TO BE DONE:
Transcribe the entries below exactly.
BEGIN DATA SHOWN
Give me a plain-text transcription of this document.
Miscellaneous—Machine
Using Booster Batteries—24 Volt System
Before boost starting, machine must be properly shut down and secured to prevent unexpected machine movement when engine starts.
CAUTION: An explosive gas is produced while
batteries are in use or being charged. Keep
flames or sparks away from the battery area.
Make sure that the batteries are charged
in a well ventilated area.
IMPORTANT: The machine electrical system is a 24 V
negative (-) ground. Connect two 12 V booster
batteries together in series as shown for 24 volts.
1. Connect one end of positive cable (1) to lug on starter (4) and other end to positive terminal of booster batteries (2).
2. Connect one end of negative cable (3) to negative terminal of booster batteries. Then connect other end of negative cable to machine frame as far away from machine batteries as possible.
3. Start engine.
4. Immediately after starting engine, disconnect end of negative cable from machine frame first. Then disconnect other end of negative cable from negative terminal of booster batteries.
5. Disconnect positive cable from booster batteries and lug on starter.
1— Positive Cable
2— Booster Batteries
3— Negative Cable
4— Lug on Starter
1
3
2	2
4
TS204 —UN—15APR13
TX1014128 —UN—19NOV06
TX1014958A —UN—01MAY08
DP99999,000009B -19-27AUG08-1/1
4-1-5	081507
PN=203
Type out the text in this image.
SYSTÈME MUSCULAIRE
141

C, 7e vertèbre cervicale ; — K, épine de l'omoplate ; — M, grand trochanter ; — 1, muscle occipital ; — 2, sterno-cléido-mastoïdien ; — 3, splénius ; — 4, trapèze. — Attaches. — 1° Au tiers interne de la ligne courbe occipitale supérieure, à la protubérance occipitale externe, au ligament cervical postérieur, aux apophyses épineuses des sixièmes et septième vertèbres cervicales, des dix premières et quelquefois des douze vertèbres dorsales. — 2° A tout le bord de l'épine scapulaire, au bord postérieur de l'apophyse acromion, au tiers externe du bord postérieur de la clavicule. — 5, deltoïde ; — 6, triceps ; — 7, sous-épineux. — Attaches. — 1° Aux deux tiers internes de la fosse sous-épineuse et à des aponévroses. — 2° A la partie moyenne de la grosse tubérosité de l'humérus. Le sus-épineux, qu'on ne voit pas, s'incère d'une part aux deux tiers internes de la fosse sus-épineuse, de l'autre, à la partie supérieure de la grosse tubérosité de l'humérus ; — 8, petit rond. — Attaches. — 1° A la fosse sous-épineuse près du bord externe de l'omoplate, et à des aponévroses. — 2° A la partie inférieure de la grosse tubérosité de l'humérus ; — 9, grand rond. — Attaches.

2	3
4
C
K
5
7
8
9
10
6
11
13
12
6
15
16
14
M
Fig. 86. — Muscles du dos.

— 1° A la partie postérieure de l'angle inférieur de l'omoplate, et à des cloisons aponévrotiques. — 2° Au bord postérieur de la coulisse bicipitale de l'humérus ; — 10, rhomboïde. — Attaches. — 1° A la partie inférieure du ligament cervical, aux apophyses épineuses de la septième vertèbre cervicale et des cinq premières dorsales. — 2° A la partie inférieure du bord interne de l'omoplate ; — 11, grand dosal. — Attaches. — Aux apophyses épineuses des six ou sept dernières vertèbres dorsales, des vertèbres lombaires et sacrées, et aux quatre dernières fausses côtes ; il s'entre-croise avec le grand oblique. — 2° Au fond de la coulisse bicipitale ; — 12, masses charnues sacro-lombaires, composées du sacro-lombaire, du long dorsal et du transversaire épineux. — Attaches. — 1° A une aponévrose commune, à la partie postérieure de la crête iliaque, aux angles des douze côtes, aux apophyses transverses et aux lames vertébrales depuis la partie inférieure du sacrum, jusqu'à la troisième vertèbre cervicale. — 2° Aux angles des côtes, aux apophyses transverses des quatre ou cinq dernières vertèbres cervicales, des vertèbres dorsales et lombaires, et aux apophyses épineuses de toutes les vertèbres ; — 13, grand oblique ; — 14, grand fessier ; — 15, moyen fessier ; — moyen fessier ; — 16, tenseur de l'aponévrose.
END DATA SHOWN
OUTPUT BELOW:
Give me a plain-text transcription of this document.
Miscellaneous—Machine
Using Booster Batteries—24 Volt System
Before boost starting, machine must be properly shut down and secured to prevent unexpected machine movement when engine starts.
CAUTION: An explosive gas is produced while
batteries are in use or being charged. Keep
flames or sparks away from the battery area.
Make sure that the batteries are charged
in a well ventilated area.
IMPORTANT: The machine electrical system is a 24 V
negative (-) ground. Connect two 12 V booster
batteries together in series as shown for 24 volts.
1. Connect one end of positive cable (1) to lug on starter (4) and other end to positive terminal of booster batteries (2).
2. Connect one end of negative cable (3) to negative terminal of booster batteries. Then connect other end of negative cable to machine frame as far away from machine batteries as possible.
3. Start engine.
4. Immediately after starting engine, disconnect end of negative cable from machine frame first. Then disconnect other end of negative cable from negative terminal of booster batteries.
5. Disconnect positive cable from booster batteries and lug on starter.
1— Positive Cable
2— Booster Batteries
3— Negative Cable
4— Lug on Starter
1
3
2	2
4
TS204 —UN—15APR13
TX1014128 —UN—19NOV06
TX1014958A —UN—01MAY08
DP99999,000009B -19-27AUG08-1/1
4-1-5	081507
PN=203
Type out the text in this image.
SYSTÈME MUSCULAIRE
141

C, 7e vertèbre cervicale ; — K, épine de l'omoplate ; — M, grand trochanter ; — 1, muscle occipital ; — 2, sterno-cléido-mastoïdien ; — 3, splénius ; — 4, trapèze. — Attaches. — 1° Au tiers interne de la ligne courbe occipitale supérieure, à la protubérance occipitale externe, au ligament cervical postérieur, aux apophyses épineuses des sixièmes et septième vertèbres cervicales, des dix premières et quelquefois des douze vertèbres dorsales. — 2° A tout le bord de l'épine scapulaire, au bord postérieur de l'apophyse acromion, au tiers externe du bord postérieur de la clavicule. — 5, deltoïde ; — 6, triceps ; — 7, sous-épineux. — Attaches. — 1° Aux deux tiers internes de la fosse sous-épineuse et à des aponévroses. — 2° A la partie moyenne de la grosse tubérosité de l'humérus. Le sus-épineux, qu'on ne voit pas, s'incère d'une part aux deux tiers internes de la fosse sus-épineuse, de l'autre, à la partie supérieure de la grosse tubérosité de l'humérus ; — 8, petit rond. — Attaches. — 1° A la fosse sous-épineuse près du bord externe de l'omoplate, et à des aponévroses. — 2° A la partie inférieure de la grosse tubérosité de l'humérus ; — 9, grand rond. — Attaches.

2	3
4
C
K
5
7
8
9
10
6
11
13
12
6
15
16
14
M
Fig. 86. — Muscles du dos.

— 1° A la partie postérieure de l'angle inférieur de l'omoplate, et à des cloisons aponévrotiques. — 2° Au bord postérieur de la coulisse bicipitale de l'humérus ; — 10, rhomboïde. — Attaches. — 1° A la partie inférieure du ligament cervical, aux apophyses épineuses de la septième vertèbre cervicale et des cinq premières dorsales. — 2° A la partie inférieure du bord interne de l'omoplate ; — 11, grand dosal. — Attaches. — Aux apophyses épineuses des six ou sept dernières vertèbres dorsales, des vertèbres lombaires et sacrées, et aux quatre dernières fausses côtes ; il s'entre-croise avec le grand oblique. — 2° Au fond de la coulisse bicipitale ; — 12, masses charnues sacro-lombaires, composées du sacro-lombaire, du long dorsal et du transversaire épineux. — Attaches. — 1° A une aponévrose commune, à la partie postérieure de la crête iliaque, aux angles des douze côtes, aux apophyses transverses et aux lames vertébrales depuis la partie inférieure du sacrum, jusqu'à la troisième vertèbre cervicale. — 2° Aux angles des côtes, aux apophyses transverses des quatre ou cinq dernières vertèbres cervicales, des vertèbres dorsales et lombaires, et aux apophyses épineuses de toutes les vertèbres ; — 13, grand oblique ; — 14, grand fessier ; — 15, moyen fessier ; — moyen fessier ; — 16, tenseur de l'aponévrose.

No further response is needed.